GOAL:
Copy out all lines in the data below containing the string "filter".

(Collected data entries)
-- start --
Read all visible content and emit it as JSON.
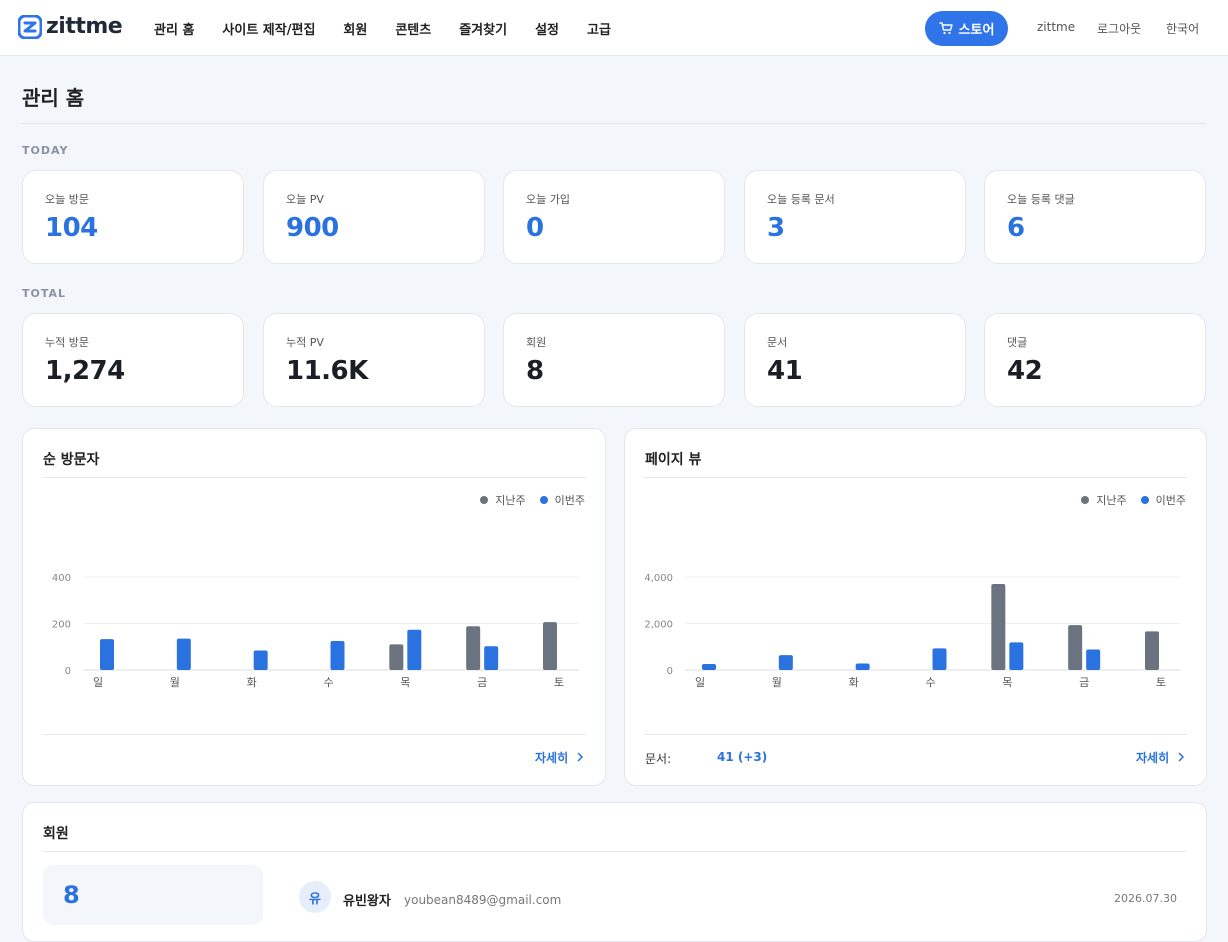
{
  "brand": {
    "name": "zittme"
  },
  "nav": [
    {
      "label": "관리 홈"
    },
    {
      "label": "사이트 제작/편집"
    },
    {
      "label": "회원"
    },
    {
      "label": "콘텐츠"
    },
    {
      "label": "즐겨찾기"
    },
    {
      "label": "설정"
    },
    {
      "label": "고급"
    }
  ],
  "topbar": {
    "store_label": "스토어",
    "user": "zittme",
    "logout": "로그아웃",
    "language": "한국어"
  },
  "page": {
    "title": "관리 홈"
  },
  "today": {
    "label": "TODAY",
    "cards": [
      {
        "label": "오늘 방문",
        "value": "104"
      },
      {
        "label": "오늘 PV",
        "value": "900"
      },
      {
        "label": "오늘 가입",
        "value": "0"
      },
      {
        "label": "오늘 등록 문서",
        "value": "3"
      },
      {
        "label": "오늘 등록 댓글",
        "value": "6"
      }
    ]
  },
  "total": {
    "label": "TOTAL",
    "cards": [
      {
        "label": "누적 방문",
        "value": "1,274"
      },
      {
        "label": "누적 PV",
        "value": "11.6K"
      },
      {
        "label": "회원",
        "value": "8"
      },
      {
        "label": "문서",
        "value": "41"
      },
      {
        "label": "댓글",
        "value": "42"
      }
    ]
  },
  "colors": {
    "accent": "#2f74e8",
    "last_week": "#6b7280",
    "this_week": "#2a72e0"
  },
  "chart_data": [
    {
      "type": "bar",
      "title": "순 방문자",
      "categories": [
        "일",
        "월",
        "화",
        "수",
        "목",
        "금",
        "토"
      ],
      "series": [
        {
          "name": "지난주",
          "values": [
            0,
            0,
            0,
            0,
            110,
            188,
            206
          ]
        },
        {
          "name": "이번주",
          "values": [
            133,
            135,
            84,
            125,
            173,
            102,
            0
          ]
        }
      ],
      "yticks": [
        "0",
        "200",
        "400"
      ],
      "ylim": [
        0,
        400
      ],
      "legend": "top-right",
      "grid": true
    },
    {
      "type": "bar",
      "title": "페이지 뷰",
      "categories": [
        "일",
        "월",
        "화",
        "수",
        "목",
        "금",
        "토"
      ],
      "series": [
        {
          "name": "지난주",
          "values": [
            0,
            0,
            0,
            0,
            3700,
            1930,
            1660
          ]
        },
        {
          "name": "이번주",
          "values": [
            260,
            640,
            280,
            930,
            1190,
            880,
            0
          ]
        }
      ],
      "yticks": [
        "0",
        "2,000",
        "4,000"
      ],
      "ylim": [
        0,
        4000
      ],
      "legend": "top-right",
      "grid": true
    }
  ],
  "visitors_panel": {
    "more": "자세히"
  },
  "pageview_panel": {
    "more": "자세히",
    "doc_label": "문서:",
    "doc_value": "41 (+3)"
  },
  "members_panel": {
    "title": "회원",
    "count": "8",
    "latest": {
      "avatar": "유",
      "name": "유빈왕자",
      "email": "youbean8489@gmail.com",
      "date": "2026.07.30"
    }
  }
}
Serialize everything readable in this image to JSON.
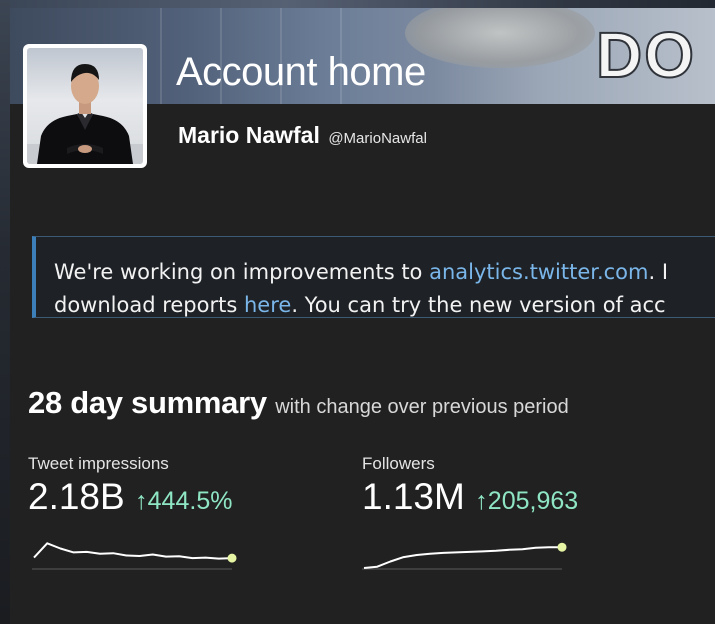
{
  "banner": {
    "text": "DO"
  },
  "header": {
    "title": "Account home",
    "name": "Mario Nawfal",
    "handle": "@MarioNawfal"
  },
  "notice": {
    "line1_prefix": "We're working on improvements to ",
    "line1_link": "analytics.twitter.com",
    "line1_suffix": ". I",
    "line2_prefix": "download reports ",
    "line2_link": "here",
    "line2_suffix": ". You can try the new version of acc"
  },
  "summary": {
    "title": "28 day summary",
    "subtitle": "with change over previous period"
  },
  "metrics": [
    {
      "label": "Tweet impressions",
      "value": "2.18B",
      "change": "↑444.5%",
      "trend": [
        0.4,
        0.95,
        0.75,
        0.6,
        0.62,
        0.55,
        0.57,
        0.48,
        0.46,
        0.52,
        0.44,
        0.45,
        0.38,
        0.4,
        0.36,
        0.38
      ]
    },
    {
      "label": "Followers",
      "value": "1.13M",
      "change": "↑205,963",
      "trend": [
        0.0,
        0.05,
        0.25,
        0.42,
        0.5,
        0.55,
        0.58,
        0.6,
        0.62,
        0.64,
        0.66,
        0.7,
        0.72,
        0.78,
        0.8,
        0.8
      ]
    }
  ],
  "colors": {
    "background": "#212121",
    "link": "#7ab6e9",
    "positive_change": "#8fe6c4",
    "sparkline_dot": "#e6f5a4",
    "notice_border": "#3d7fb8"
  }
}
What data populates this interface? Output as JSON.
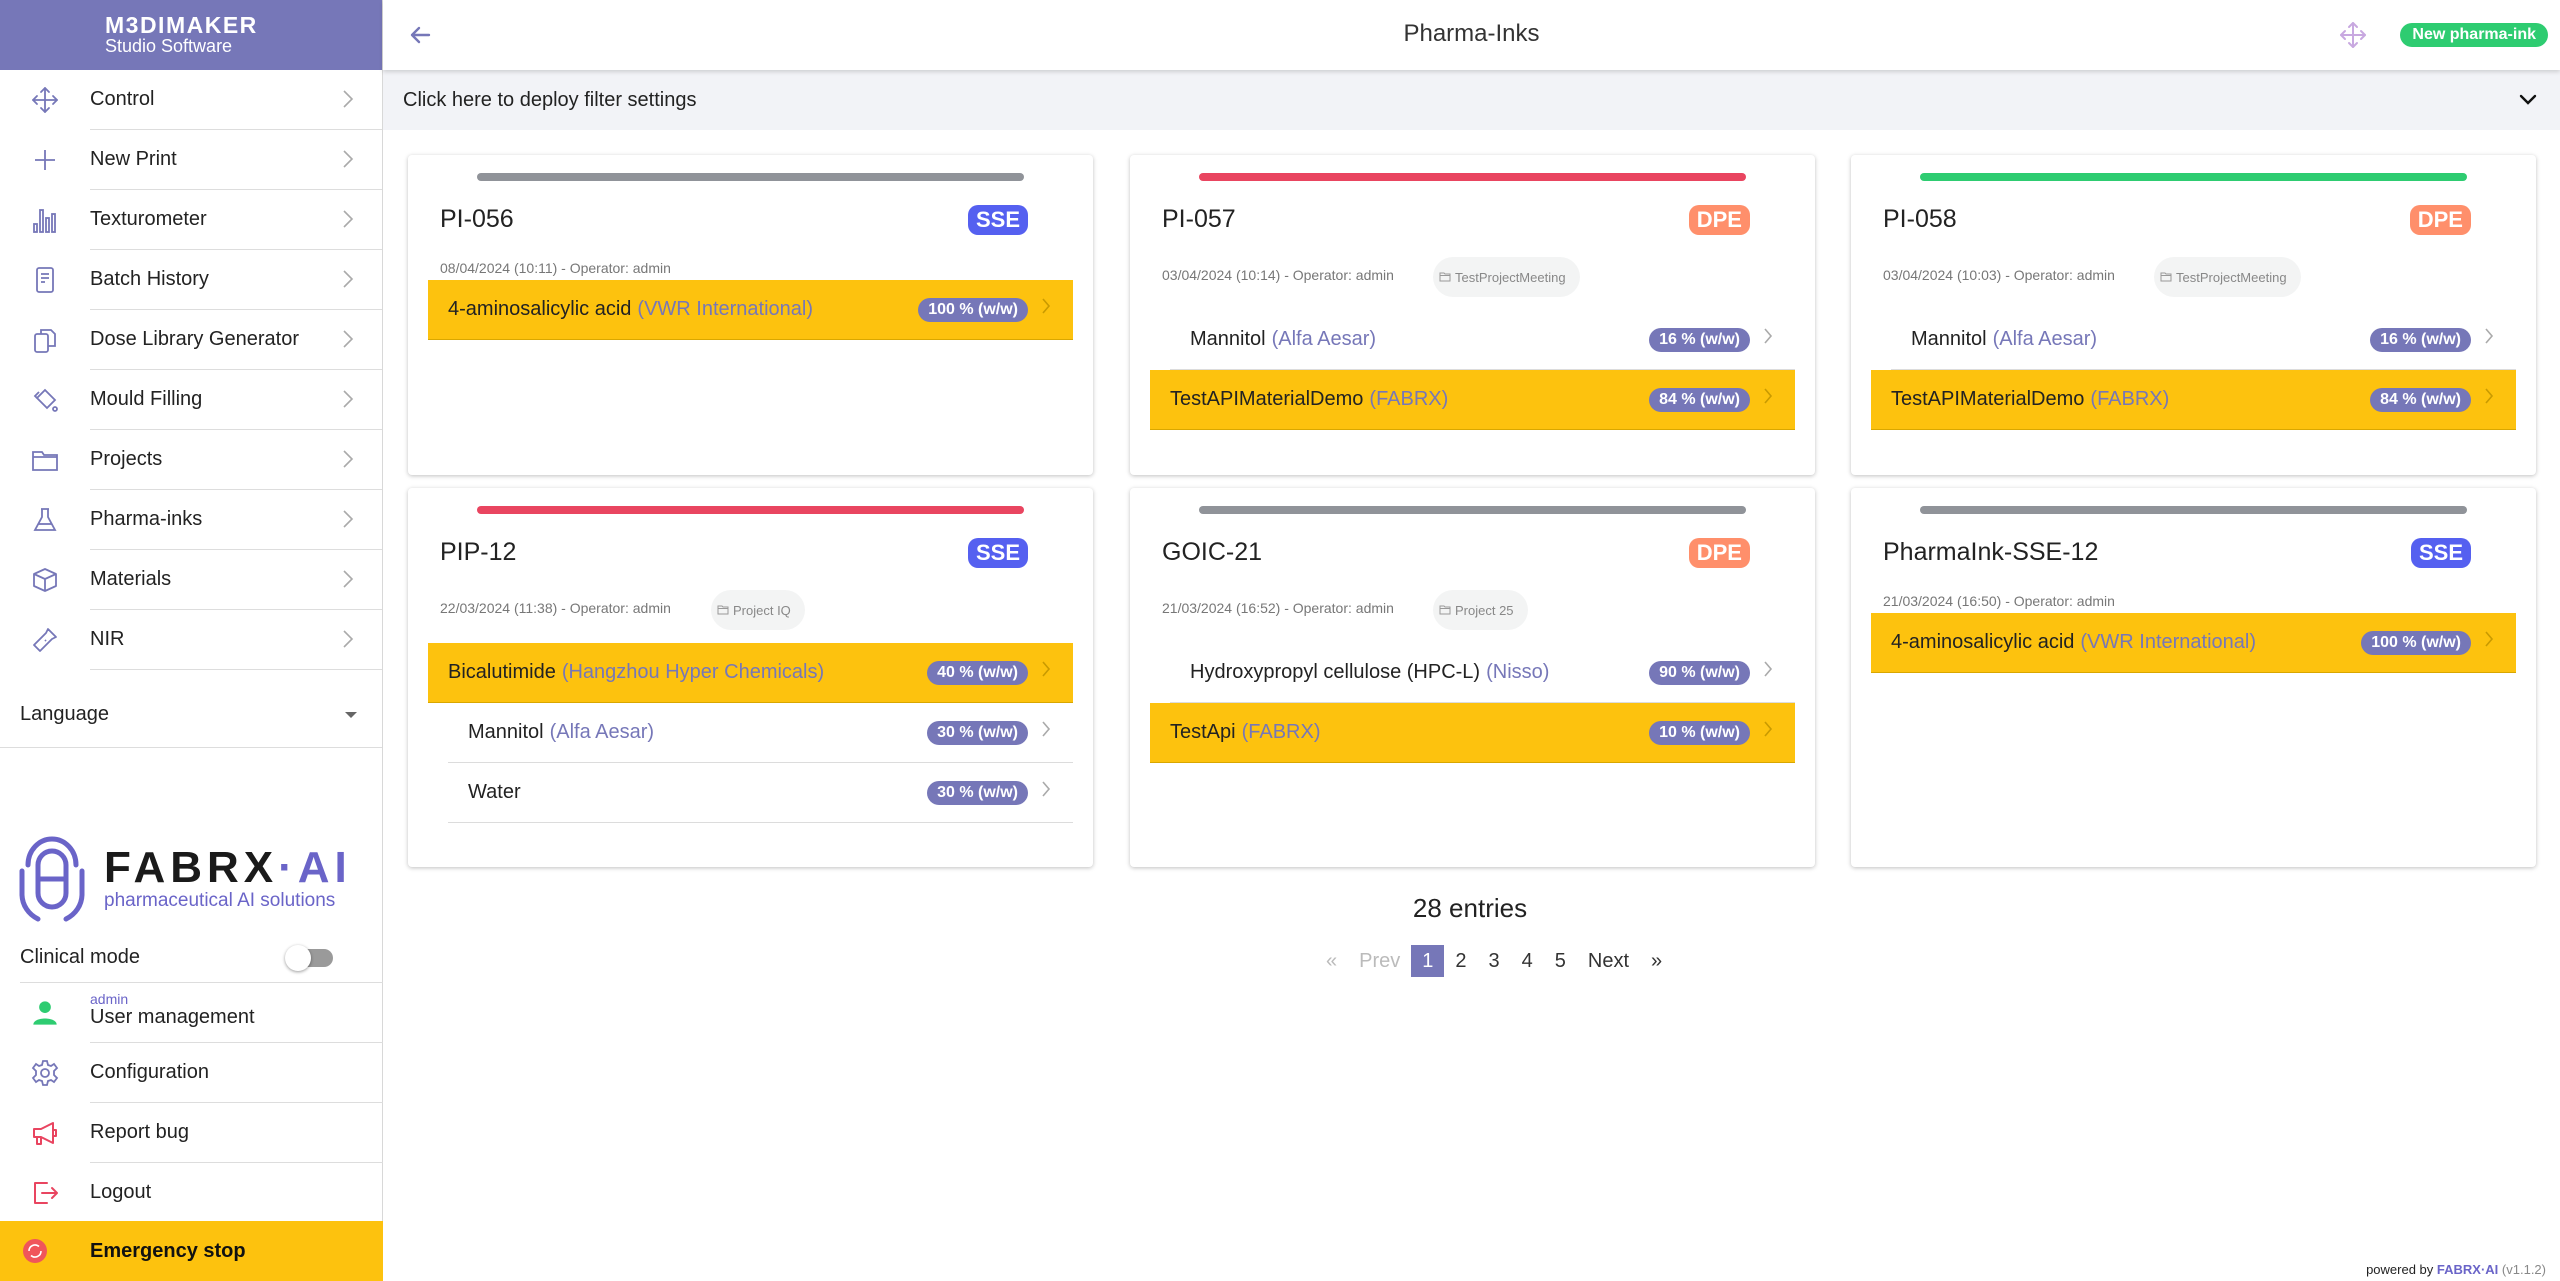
{
  "app": {
    "brand_line1": "M3DIMAKER",
    "brand_line2": "Studio Software"
  },
  "sidebar": {
    "items": [
      {
        "label": "Control",
        "icon": "move-arrows-icon"
      },
      {
        "label": "New Print",
        "icon": "plus-icon"
      },
      {
        "label": "Texturometer",
        "icon": "bar-chart-icon"
      },
      {
        "label": "Batch History",
        "icon": "document-icon"
      },
      {
        "label": "Dose Library Generator",
        "icon": "copy-files-icon"
      },
      {
        "label": "Mould Filling",
        "icon": "paint-bucket-icon"
      },
      {
        "label": "Projects",
        "icon": "folder-icon"
      },
      {
        "label": "Pharma-inks",
        "icon": "flask-icon"
      },
      {
        "label": "Materials",
        "icon": "cube-icon"
      },
      {
        "label": "NIR",
        "icon": "flashlight-icon"
      }
    ],
    "language_label": "Language",
    "logo_word": "FABRX",
    "logo_suffix": "AI",
    "logo_tagline": "pharmaceutical AI solutions",
    "clinical_mode_label": "Clinical mode",
    "clinical_mode_on": false,
    "user": {
      "role": "admin",
      "label": "User management"
    },
    "bottom_items": [
      {
        "label": "Configuration",
        "icon": "gear-icon"
      },
      {
        "label": "Report bug",
        "icon": "megaphone-icon"
      },
      {
        "label": "Logout",
        "icon": "logout-icon"
      }
    ],
    "emergency_label": "Emergency stop"
  },
  "header": {
    "title": "Pharma-Inks",
    "new_button": "New pharma-ink"
  },
  "filter": {
    "label": "Click here to deploy filter settings"
  },
  "colors": {
    "accent": "#7677b8",
    "highlight": "#fdc20e",
    "sse": "#5560f0",
    "dpe": "#ff8f6b",
    "status_gray": "#909399",
    "status_red": "#e94560",
    "status_green": "#2ecc71",
    "new_button": "#2ecc71"
  },
  "cards": [
    {
      "name": "PI-056",
      "type": "SSE",
      "status": "gray",
      "meta": "08/04/2024 (10:11) - Operator: admin",
      "project": null,
      "ingredients": [
        {
          "name": "4-aminosalicylic acid",
          "supplier": "(VWR International)",
          "pct": "100 % (w/w)",
          "highlight": true
        }
      ]
    },
    {
      "name": "PI-057",
      "type": "DPE",
      "status": "red",
      "meta": "03/04/2024 (10:14) - Operator: admin",
      "project": "TestProjectMeeting",
      "ingredients": [
        {
          "name": "Mannitol",
          "supplier": "(Alfa Aesar)",
          "pct": "16 % (w/w)",
          "highlight": false
        },
        {
          "name": "TestAPIMaterialDemo",
          "supplier": "(FABRX)",
          "pct": "84 % (w/w)",
          "highlight": true
        }
      ]
    },
    {
      "name": "PI-058",
      "type": "DPE",
      "status": "green",
      "meta": "03/04/2024 (10:03) - Operator: admin",
      "project": "TestProjectMeeting",
      "ingredients": [
        {
          "name": "Mannitol",
          "supplier": "(Alfa Aesar)",
          "pct": "16 % (w/w)",
          "highlight": false
        },
        {
          "name": "TestAPIMaterialDemo",
          "supplier": "(FABRX)",
          "pct": "84 % (w/w)",
          "highlight": true
        }
      ]
    },
    {
      "name": "PIP-12",
      "type": "SSE",
      "status": "red",
      "meta": "22/03/2024 (11:38) - Operator: admin",
      "project": "Project IQ",
      "ingredients": [
        {
          "name": "Bicalutimide",
          "supplier": "(Hangzhou Hyper Chemicals)",
          "pct": "40 % (w/w)",
          "highlight": true
        },
        {
          "name": "Mannitol",
          "supplier": "(Alfa Aesar)",
          "pct": "30 % (w/w)",
          "highlight": false
        },
        {
          "name": "Water",
          "supplier": "",
          "pct": "30 % (w/w)",
          "highlight": false
        }
      ]
    },
    {
      "name": "GOIC-21",
      "type": "DPE",
      "status": "gray",
      "meta": "21/03/2024 (16:52) - Operator: admin",
      "project": "Project 25",
      "ingredients": [
        {
          "name": "Hydroxypropyl cellulose (HPC-L)",
          "supplier": "(Nisso)",
          "pct": "90 % (w/w)",
          "highlight": false
        },
        {
          "name": "TestApi",
          "supplier": "(FABRX)",
          "pct": "10 % (w/w)",
          "highlight": true
        }
      ]
    },
    {
      "name": "PharmaInk-SSE-12",
      "type": "SSE",
      "status": "gray",
      "meta": "21/03/2024 (16:50) - Operator: admin",
      "project": null,
      "ingredients": [
        {
          "name": "4-aminosalicylic acid",
          "supplier": "(VWR International)",
          "pct": "100 % (w/w)",
          "highlight": true
        }
      ]
    }
  ],
  "pagination": {
    "entries": "28 entries",
    "first": "«",
    "prev": "Prev",
    "pages": [
      "1",
      "2",
      "3",
      "4",
      "5"
    ],
    "current": "1",
    "next": "Next",
    "last": "»"
  },
  "footer": {
    "powered_by": "powered by",
    "brand": "FABRX·AI",
    "version": "(v1.1.2)"
  }
}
-- end --
REPLY:
  "filter": {
    "label": "Click here to deploy filter settings"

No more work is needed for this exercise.